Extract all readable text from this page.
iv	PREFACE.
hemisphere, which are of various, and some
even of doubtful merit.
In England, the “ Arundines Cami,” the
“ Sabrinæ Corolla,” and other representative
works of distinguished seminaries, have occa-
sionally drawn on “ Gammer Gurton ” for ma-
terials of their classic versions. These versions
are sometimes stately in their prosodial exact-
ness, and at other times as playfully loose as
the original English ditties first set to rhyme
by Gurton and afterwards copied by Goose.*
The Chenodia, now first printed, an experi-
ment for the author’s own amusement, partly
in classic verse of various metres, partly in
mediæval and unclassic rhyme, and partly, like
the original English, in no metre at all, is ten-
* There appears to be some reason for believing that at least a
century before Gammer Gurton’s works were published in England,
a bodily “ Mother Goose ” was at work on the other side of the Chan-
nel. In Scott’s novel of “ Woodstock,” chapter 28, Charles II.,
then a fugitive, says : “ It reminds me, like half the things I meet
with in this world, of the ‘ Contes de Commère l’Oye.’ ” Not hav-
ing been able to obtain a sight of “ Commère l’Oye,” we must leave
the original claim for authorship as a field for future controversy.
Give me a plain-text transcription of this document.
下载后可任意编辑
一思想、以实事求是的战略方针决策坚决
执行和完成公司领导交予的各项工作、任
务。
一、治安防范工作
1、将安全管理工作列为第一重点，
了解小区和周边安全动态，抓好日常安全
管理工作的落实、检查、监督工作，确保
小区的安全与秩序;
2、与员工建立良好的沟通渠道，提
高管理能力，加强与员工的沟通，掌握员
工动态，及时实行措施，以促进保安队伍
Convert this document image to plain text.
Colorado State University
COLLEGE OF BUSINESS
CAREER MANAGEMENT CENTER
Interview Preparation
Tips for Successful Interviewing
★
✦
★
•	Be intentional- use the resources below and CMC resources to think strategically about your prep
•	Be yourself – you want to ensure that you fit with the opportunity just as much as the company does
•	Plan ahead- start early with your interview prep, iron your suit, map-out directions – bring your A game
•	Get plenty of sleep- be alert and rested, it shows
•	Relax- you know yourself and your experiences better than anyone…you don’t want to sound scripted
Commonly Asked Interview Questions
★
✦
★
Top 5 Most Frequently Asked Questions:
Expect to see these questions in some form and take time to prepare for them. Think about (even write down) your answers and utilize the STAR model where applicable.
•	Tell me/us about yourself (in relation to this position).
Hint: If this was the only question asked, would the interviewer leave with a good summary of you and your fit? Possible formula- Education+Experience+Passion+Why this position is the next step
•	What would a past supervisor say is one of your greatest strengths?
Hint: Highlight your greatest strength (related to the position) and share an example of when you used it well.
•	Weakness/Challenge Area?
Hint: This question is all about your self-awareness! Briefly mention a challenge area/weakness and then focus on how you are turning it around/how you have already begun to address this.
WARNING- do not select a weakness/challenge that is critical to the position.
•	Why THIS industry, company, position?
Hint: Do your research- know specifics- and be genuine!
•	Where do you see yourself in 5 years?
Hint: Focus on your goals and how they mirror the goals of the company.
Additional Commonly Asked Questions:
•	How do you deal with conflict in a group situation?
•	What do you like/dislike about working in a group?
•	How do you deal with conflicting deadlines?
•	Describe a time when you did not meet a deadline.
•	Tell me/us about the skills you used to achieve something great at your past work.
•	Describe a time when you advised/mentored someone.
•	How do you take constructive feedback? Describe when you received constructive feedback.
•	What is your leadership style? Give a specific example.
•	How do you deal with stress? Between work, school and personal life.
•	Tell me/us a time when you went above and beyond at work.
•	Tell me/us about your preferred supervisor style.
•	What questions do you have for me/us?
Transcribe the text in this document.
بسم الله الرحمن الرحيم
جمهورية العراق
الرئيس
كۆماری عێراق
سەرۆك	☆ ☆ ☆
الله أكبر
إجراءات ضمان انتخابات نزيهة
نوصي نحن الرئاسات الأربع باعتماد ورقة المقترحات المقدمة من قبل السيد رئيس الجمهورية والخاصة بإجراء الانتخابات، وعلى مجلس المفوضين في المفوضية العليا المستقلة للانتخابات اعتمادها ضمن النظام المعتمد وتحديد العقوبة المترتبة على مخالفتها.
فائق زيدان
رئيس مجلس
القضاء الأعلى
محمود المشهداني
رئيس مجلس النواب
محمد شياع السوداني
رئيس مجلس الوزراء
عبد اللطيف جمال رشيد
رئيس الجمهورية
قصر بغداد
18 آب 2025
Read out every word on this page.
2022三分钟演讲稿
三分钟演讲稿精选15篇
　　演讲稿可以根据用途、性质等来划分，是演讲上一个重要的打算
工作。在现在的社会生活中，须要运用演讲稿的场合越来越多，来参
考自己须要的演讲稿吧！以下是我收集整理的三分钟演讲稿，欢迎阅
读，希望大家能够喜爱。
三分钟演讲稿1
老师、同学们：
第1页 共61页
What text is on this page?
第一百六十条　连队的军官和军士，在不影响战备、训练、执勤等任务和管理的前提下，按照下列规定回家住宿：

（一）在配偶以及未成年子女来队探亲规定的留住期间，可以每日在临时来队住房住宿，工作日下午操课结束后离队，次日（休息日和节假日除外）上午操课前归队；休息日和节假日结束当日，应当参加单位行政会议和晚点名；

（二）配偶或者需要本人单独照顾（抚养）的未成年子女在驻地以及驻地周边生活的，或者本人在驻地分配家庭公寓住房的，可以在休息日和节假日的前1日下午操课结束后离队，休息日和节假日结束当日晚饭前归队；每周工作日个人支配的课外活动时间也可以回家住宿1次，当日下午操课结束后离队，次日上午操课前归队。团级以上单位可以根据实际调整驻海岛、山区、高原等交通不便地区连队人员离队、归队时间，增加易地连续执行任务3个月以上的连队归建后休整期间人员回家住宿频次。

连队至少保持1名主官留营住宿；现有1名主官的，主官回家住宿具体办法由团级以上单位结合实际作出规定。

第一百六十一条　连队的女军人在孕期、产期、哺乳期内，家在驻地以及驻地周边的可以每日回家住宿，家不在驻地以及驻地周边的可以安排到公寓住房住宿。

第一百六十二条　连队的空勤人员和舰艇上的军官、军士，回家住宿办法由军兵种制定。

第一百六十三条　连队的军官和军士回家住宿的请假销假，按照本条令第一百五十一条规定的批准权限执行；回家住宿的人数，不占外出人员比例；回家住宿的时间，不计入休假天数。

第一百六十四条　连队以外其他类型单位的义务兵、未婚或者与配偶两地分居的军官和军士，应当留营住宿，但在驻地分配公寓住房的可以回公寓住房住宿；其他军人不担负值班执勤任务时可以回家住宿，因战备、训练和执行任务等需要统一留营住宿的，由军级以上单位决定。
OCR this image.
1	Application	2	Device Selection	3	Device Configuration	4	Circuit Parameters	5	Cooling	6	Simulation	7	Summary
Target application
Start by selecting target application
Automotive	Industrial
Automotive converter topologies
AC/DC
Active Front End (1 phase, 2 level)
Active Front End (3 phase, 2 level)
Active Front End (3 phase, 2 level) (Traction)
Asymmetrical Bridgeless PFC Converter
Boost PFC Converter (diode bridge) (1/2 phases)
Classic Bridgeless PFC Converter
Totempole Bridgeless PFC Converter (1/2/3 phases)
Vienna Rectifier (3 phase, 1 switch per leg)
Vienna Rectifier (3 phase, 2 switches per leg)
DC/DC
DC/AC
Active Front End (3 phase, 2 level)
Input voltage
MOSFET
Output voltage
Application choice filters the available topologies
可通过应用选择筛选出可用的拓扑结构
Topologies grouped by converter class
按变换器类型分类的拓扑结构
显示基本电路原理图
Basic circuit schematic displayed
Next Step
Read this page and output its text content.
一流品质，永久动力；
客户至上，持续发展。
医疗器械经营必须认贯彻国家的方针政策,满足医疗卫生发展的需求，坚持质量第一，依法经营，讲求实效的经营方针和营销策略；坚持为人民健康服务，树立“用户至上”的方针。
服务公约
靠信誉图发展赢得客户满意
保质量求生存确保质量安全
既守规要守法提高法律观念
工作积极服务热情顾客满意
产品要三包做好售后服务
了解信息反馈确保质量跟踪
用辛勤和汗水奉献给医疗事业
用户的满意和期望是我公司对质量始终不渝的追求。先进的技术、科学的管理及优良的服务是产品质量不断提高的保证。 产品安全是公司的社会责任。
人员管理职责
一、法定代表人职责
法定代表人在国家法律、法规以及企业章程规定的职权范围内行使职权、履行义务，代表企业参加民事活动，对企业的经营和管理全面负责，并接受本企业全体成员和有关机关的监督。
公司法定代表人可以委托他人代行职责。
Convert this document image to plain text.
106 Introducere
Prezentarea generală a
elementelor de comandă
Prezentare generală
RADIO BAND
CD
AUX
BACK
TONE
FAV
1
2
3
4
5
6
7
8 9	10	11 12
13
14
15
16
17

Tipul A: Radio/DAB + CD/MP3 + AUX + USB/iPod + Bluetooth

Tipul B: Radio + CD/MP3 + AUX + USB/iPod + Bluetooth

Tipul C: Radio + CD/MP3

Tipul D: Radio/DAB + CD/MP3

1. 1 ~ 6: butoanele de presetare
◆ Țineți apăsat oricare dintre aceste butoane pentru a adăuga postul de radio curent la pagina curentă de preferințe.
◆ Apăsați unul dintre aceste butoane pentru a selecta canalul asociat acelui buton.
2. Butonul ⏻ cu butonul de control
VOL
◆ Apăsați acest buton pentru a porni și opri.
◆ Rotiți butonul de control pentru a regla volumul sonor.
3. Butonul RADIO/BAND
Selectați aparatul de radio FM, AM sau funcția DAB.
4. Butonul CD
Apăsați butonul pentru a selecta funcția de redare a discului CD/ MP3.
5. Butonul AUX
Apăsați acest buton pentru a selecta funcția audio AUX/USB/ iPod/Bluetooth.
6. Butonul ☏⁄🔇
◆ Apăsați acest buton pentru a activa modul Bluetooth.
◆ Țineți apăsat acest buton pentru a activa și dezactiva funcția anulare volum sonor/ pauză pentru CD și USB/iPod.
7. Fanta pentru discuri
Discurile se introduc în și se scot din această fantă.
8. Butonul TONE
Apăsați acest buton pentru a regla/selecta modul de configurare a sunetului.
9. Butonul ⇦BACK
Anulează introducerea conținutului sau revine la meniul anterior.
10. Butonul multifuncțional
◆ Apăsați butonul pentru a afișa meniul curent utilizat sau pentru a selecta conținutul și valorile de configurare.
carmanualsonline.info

== == ==

Check the data for the word "company" and pull out the lines that have it.

•	Be yourself – you want to ensure that you fit with the opportunity just as much as the company does
•	Why THIS industry, company, position?
Hint: Focus on your goals and how they mirror the goals of the company.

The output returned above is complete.